REQUIREMENTS = Copy all the material that follows, keeping every character the same.

RECORDED DATA =
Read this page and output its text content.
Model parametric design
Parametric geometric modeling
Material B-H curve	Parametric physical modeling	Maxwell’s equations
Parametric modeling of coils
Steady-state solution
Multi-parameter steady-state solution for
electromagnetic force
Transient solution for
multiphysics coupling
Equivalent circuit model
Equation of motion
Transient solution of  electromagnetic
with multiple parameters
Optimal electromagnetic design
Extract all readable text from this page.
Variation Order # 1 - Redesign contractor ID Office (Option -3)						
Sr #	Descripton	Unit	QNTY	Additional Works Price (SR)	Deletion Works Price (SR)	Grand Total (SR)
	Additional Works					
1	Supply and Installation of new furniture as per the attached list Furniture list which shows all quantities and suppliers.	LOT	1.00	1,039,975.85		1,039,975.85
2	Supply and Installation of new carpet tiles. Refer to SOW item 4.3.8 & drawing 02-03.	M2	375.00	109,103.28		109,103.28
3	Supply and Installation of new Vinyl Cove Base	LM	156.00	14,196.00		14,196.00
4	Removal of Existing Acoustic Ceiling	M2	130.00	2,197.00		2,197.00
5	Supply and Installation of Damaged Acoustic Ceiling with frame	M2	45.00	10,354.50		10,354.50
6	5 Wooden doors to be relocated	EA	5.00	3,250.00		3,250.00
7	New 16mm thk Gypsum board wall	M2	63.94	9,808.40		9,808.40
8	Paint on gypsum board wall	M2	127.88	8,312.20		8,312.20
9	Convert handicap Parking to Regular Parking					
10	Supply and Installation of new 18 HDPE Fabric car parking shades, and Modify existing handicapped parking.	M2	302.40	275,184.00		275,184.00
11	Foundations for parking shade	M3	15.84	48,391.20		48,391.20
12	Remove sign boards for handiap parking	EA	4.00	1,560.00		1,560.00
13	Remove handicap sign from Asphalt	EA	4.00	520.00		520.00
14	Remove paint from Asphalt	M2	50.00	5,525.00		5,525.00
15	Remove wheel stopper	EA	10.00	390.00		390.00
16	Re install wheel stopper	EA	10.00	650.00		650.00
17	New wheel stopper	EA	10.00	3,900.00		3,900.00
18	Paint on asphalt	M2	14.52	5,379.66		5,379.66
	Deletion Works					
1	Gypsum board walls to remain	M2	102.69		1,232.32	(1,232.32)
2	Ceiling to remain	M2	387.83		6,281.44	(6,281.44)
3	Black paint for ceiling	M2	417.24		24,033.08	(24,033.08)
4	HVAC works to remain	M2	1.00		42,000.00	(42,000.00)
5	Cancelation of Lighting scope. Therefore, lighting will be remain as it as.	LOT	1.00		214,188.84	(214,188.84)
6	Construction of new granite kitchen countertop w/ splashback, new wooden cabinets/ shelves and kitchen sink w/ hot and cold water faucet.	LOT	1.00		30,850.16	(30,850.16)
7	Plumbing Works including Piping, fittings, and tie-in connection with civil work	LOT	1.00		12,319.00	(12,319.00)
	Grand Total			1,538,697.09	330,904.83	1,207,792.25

EXPECTED OUTPUT =
Read this page and output its text content.
Model parametric design
Parametric geometric modeling
Material B-H curve	Parametric physical modeling	Maxwell’s equations
Parametric modeling of coils
Steady-state solution
Multi-parameter steady-state solution for
electromagnetic force
Transient solution for
multiphysics coupling
Equivalent circuit model
Equation of motion
Transient solution of  electromagnetic
with multiple parameters
Optimal electromagnetic design
Extract all readable text from this page.
Variation Order # 1 - Redesign contractor ID Office (Option -3)						
Sr #	Descripton	Unit	QNTY	Additional Works Price (SR)	Deletion Works Price (SR)	Grand Total (SR)
	Additional Works					
1	Supply and Installation of new furniture as per the attached list Furniture list which shows all quantities and suppliers.	LOT	1.00	1,039,975.85		1,039,975.85
2	Supply and Installation of new carpet tiles. Refer to SOW item 4.3.8 & drawing 02-03.	M2	375.00	109,103.28		109,103.28
3	Supply and Installation of new Vinyl Cove Base	LM	156.00	14,196.00		14,196.00
4	Removal of Existing Acoustic Ceiling	M2	130.00	2,197.00		2,197.00
5	Supply and Installation of Damaged Acoustic Ceiling with frame	M2	45.00	10,354.50		10,354.50
6	5 Wooden doors to be relocated	EA	5.00	3,250.00		3,250.00
7	New 16mm thk Gypsum board wall	M2	63.94	9,808.40		9,808.40
8	Paint on gypsum board wall	M2	127.88	8,312.20		8,312.20
9	Convert handicap Parking to Regular Parking					
10	Supply and Installation of new 18 HDPE Fabric car parking shades, and Modify existing handicapped parking.	M2	302.40	275,184.00		275,184.00
11	Foundations for parking shade	M3	15.84	48,391.20		48,391.20
12	Remove sign boards for handiap parking	EA	4.00	1,560.00		1,560.00
13	Remove handicap sign from Asphalt	EA	4.00	520.00		520.00
14	Remove paint from Asphalt	M2	50.00	5,525.00		5,525.00
15	Remove wheel stopper	EA	10.00	390.00		390.00
16	Re install wheel stopper	EA	10.00	650.00		650.00
17	New wheel stopper	EA	10.00	3,900.00		3,900.00
18	Paint on asphalt	M2	14.52	5,379.66		5,379.66
	Deletion Works					
1	Gypsum board walls to remain	M2	102.69		1,232.32	(1,232.32)
2	Ceiling to remain	M2	387.83		6,281.44	(6,281.44)
3	Black paint for ceiling	M2	417.24		24,033.08	(24,033.08)
4	HVAC works to remain	M2	1.00		42,000.00	(42,000.00)
5	Cancelation of Lighting scope. Therefore, lighting will be remain as it as.	LOT	1.00		214,188.84	(214,188.84)
6	Construction of new granite kitchen countertop w/ splashback, new wooden cabinets/ shelves and kitchen sink w/ hot and cold water faucet.	LOT	1.00		30,850.16	(30,850.16)
7	Plumbing Works including Piping, fittings, and tie-in connection with civil work	LOT	1.00		12,319.00	(12,319.00)
	Grand Total			1,538,697.09	330,904.83	1,207,792.25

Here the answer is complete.